STATED GOAL:
Using the listing below, give the number of lines where "podporządkowanych" appears, and nothing else.

Stored data entries:

= = = = =

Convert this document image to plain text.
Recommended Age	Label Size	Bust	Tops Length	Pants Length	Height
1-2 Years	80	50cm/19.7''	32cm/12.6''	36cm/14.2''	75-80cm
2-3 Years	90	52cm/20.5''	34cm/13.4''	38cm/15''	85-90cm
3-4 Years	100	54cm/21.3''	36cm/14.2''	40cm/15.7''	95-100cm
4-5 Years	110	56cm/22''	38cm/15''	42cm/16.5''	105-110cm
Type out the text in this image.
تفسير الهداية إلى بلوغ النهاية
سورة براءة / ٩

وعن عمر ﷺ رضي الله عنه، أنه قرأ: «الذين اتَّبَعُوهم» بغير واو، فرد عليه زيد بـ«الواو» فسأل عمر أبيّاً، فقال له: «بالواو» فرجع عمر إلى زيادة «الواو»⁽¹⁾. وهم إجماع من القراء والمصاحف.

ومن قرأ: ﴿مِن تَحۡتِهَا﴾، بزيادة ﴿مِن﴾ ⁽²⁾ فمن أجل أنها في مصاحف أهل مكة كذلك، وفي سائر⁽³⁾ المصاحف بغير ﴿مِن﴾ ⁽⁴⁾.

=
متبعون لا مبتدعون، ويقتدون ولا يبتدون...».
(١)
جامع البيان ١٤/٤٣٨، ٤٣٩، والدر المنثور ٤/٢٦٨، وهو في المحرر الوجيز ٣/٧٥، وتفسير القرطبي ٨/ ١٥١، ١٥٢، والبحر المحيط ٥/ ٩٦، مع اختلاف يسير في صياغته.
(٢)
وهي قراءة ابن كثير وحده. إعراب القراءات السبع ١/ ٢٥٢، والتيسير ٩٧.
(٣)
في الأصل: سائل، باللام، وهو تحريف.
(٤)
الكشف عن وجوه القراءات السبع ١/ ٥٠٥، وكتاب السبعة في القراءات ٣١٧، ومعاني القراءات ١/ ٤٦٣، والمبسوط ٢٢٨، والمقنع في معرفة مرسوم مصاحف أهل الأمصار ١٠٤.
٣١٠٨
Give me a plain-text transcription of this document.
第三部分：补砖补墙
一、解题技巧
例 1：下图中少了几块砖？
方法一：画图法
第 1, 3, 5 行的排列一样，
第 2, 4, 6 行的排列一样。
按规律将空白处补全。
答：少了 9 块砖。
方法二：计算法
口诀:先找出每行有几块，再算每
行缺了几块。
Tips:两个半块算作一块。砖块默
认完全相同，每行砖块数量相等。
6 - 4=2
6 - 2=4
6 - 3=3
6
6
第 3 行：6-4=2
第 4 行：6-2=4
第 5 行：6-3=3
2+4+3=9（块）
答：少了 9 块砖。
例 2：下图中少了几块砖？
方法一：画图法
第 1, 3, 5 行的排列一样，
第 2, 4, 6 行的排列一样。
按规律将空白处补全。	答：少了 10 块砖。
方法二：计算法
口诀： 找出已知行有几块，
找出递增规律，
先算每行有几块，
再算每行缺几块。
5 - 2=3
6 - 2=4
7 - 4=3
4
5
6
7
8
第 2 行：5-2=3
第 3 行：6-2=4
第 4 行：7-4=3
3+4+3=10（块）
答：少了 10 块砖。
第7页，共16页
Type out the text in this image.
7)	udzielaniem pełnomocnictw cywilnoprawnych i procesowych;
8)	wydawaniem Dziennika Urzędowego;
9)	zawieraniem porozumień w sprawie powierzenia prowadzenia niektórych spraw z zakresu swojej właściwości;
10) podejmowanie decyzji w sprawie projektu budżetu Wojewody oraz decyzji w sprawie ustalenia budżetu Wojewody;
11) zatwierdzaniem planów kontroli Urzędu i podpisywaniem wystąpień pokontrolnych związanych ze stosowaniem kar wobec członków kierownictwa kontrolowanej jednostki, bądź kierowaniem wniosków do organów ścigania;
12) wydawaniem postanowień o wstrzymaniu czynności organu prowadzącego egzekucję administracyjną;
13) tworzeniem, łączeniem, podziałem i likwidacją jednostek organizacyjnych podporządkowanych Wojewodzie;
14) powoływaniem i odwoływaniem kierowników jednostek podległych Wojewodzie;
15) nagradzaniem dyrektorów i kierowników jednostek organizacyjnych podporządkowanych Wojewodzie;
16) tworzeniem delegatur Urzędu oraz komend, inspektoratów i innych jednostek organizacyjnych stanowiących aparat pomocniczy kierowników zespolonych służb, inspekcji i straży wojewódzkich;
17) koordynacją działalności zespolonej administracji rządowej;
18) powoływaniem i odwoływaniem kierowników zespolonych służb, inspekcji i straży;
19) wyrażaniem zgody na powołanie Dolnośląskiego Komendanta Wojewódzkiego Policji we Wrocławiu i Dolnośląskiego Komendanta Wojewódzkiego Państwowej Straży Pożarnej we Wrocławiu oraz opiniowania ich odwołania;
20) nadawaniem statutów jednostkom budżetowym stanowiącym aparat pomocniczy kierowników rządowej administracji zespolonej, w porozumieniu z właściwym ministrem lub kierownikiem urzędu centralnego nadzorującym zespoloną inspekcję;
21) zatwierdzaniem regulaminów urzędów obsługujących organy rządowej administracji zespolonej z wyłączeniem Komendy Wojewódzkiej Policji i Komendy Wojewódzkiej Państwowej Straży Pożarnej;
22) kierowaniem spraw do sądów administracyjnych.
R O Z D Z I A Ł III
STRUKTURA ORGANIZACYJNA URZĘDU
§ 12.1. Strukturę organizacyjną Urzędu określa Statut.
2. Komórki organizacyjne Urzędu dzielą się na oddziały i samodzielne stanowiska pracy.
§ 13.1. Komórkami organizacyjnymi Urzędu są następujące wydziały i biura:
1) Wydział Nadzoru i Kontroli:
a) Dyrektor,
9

= = = = =

OUTPUT OF THE EXERCISE:
2